The exercise »
Leaving out the pictures, retype all the material exactly.

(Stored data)
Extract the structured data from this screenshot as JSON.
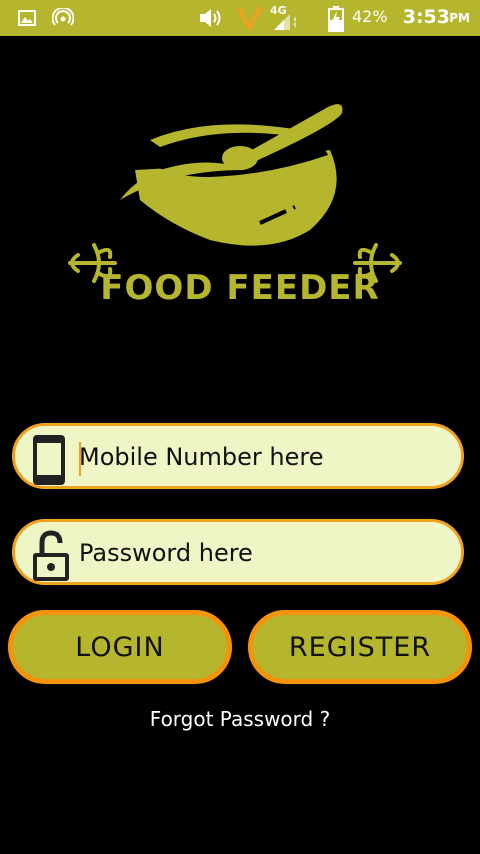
{
  "status_bar": {
    "battery": "42%",
    "network": "4G",
    "time": "3:53",
    "ampm": "PM",
    "icons": [
      "image-icon",
      "hotspot-icon",
      "volume-icon",
      "carrier-v-icon",
      "signal-icon",
      "battery-charging-icon"
    ]
  },
  "brand": {
    "name": "FOOD FEEDER",
    "accent_color": "#b5b62d",
    "logo_icon": "bowl-spoon-fork-icon"
  },
  "form": {
    "mobile_placeholder": "Mobile Number here",
    "password_placeholder": "Password here",
    "mobile_icon": "phone-icon",
    "password_icon": "lock-icon"
  },
  "buttons": {
    "login_label": "LOGIN",
    "register_label": "REGISTER"
  },
  "links": {
    "forgot_password": "Forgot Password ?"
  },
  "colors": {
    "field_bg": "#f0f5c6",
    "field_border": "#f0a11f",
    "button_border": "#f5920a"
  }
}
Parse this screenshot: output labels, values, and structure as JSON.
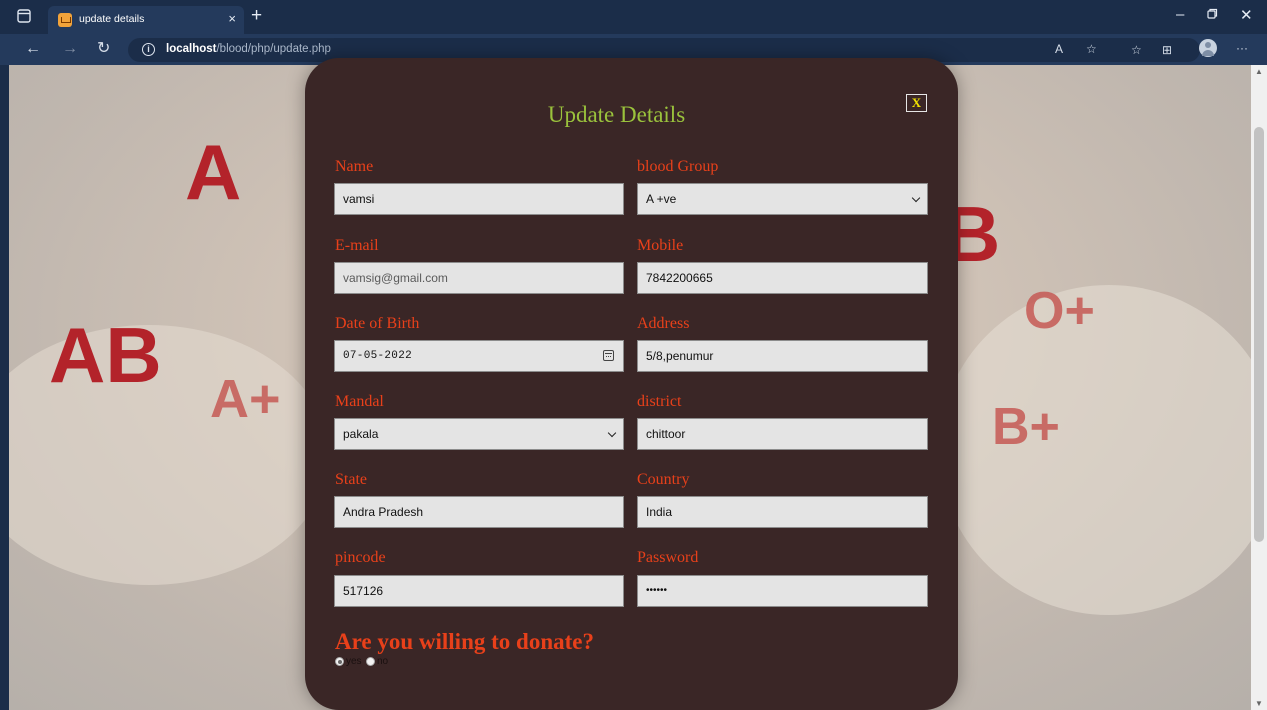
{
  "browser": {
    "tab_title": "update details",
    "tab_close": "×",
    "new_tab": "+",
    "url_host": "localhost",
    "url_path": "/blood/php/update.php",
    "icons": [
      "sidebar-icon",
      "favicon",
      "back-icon",
      "forward-icon",
      "refresh-icon",
      "info-icon",
      "read-aloud-icon",
      "favorite-add-icon",
      "favorites-icon",
      "collections-icon",
      "profile-icon",
      "more-icon",
      "minimize-icon",
      "restore-icon",
      "close-window-icon"
    ]
  },
  "background": {
    "letters": [
      "A",
      "AB",
      "A+",
      "B",
      "O+",
      "B+"
    ]
  },
  "form": {
    "title": "Update Details",
    "close_label": "X",
    "fields": {
      "name": {
        "label": "Name",
        "value": "vamsi"
      },
      "blood_group": {
        "label": "blood Group",
        "value": "A +ve"
      },
      "email": {
        "label": "E-mail",
        "value": "vamsig@gmail.com"
      },
      "mobile": {
        "label": "Mobile",
        "value": "7842200665"
      },
      "dob": {
        "label": "Date of Birth",
        "value": "07-05-2022"
      },
      "address": {
        "label": "Address",
        "value": "5/8,penumur"
      },
      "mandal": {
        "label": "Mandal",
        "value": "pakala"
      },
      "district": {
        "label": "district",
        "value": "chittoor"
      },
      "state": {
        "label": "State",
        "value": "Andra Pradesh"
      },
      "country": {
        "label": "Country",
        "value": "India"
      },
      "pincode": {
        "label": "pincode",
        "value": "517126"
      },
      "password": {
        "label": "Password",
        "value": "••••••"
      }
    },
    "donate_question": "Are you willing to donate?",
    "donate_options": [
      {
        "label": "yes",
        "checked": true
      },
      {
        "label": "no",
        "checked": false
      }
    ]
  },
  "colors": {
    "title": "#9ac23c",
    "label": "#e8401a",
    "modal_bg": "#3a2626",
    "chrome": "#1b2d49"
  }
}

Full output »
Extract the structured data from this screenshot as JSON.
{
  "status_bar": {
    "battery": "42%",
    "network": "4G",
    "time": "3:53",
    "ampm": "PM",
    "icons": [
      "image-icon",
      "hotspot-icon",
      "volume-icon",
      "carrier-v-icon",
      "signal-icon",
      "battery-charging-icon"
    ]
  },
  "brand": {
    "name": "FOOD FEEDER",
    "accent_color": "#b5b62d",
    "logo_icon": "bowl-spoon-fork-icon"
  },
  "form": {
    "mobile_placeholder": "Mobile Number here",
    "password_placeholder": "Password here",
    "mobile_icon": "phone-icon",
    "password_icon": "lock-icon"
  },
  "buttons": {
    "login_label": "LOGIN",
    "register_label": "REGISTER"
  },
  "links": {
    "forgot_password": "Forgot Password ?"
  },
  "colors": {
    "field_bg": "#f0f5c6",
    "field_border": "#f0a11f",
    "button_border": "#f5920a"
  }
}
Parse this screenshot: output labels, values, and structure as JSON.
{
  "browser": {
    "tab_title": "update details",
    "tab_close": "×",
    "new_tab": "+",
    "url_host": "localhost",
    "url_path": "/blood/php/update.php",
    "icons": [
      "sidebar-icon",
      "favicon",
      "back-icon",
      "forward-icon",
      "refresh-icon",
      "info-icon",
      "read-aloud-icon",
      "favorite-add-icon",
      "favorites-icon",
      "collections-icon",
      "profile-icon",
      "more-icon",
      "minimize-icon",
      "restore-icon",
      "close-window-icon"
    ]
  },
  "background": {
    "letters": [
      "A",
      "AB",
      "A+",
      "B",
      "O+",
      "B+"
    ]
  },
  "form": {
    "title": "Update Details",
    "close_label": "X",
    "fields": {
      "name": {
        "label": "Name",
        "value": "vamsi"
      },
      "blood_group": {
        "label": "blood Group",
        "value": "A +ve"
      },
      "email": {
        "label": "E-mail",
        "value": "vamsig@gmail.com"
      },
      "mobile": {
        "label": "Mobile",
        "value": "7842200665"
      },
      "dob": {
        "label": "Date of Birth",
        "value": "07-05-2022"
      },
      "address": {
        "label": "Address",
        "value": "5/8,penumur"
      },
      "mandal": {
        "label": "Mandal",
        "value": "pakala"
      },
      "district": {
        "label": "district",
        "value": "chittoor"
      },
      "state": {
        "label": "State",
        "value": "Andra Pradesh"
      },
      "country": {
        "label": "Country",
        "value": "India"
      },
      "pincode": {
        "label": "pincode",
        "value": "517126"
      },
      "password": {
        "label": "Password",
        "value": "••••••"
      }
    },
    "donate_question": "Are you willing to donate?",
    "donate_options": [
      {
        "label": "yes",
        "checked": true
      },
      {
        "label": "no",
        "checked": false
      }
    ]
  },
  "colors": {
    "title": "#9ac23c",
    "label": "#e8401a",
    "modal_bg": "#3a2626",
    "chrome": "#1b2d49"
  }
}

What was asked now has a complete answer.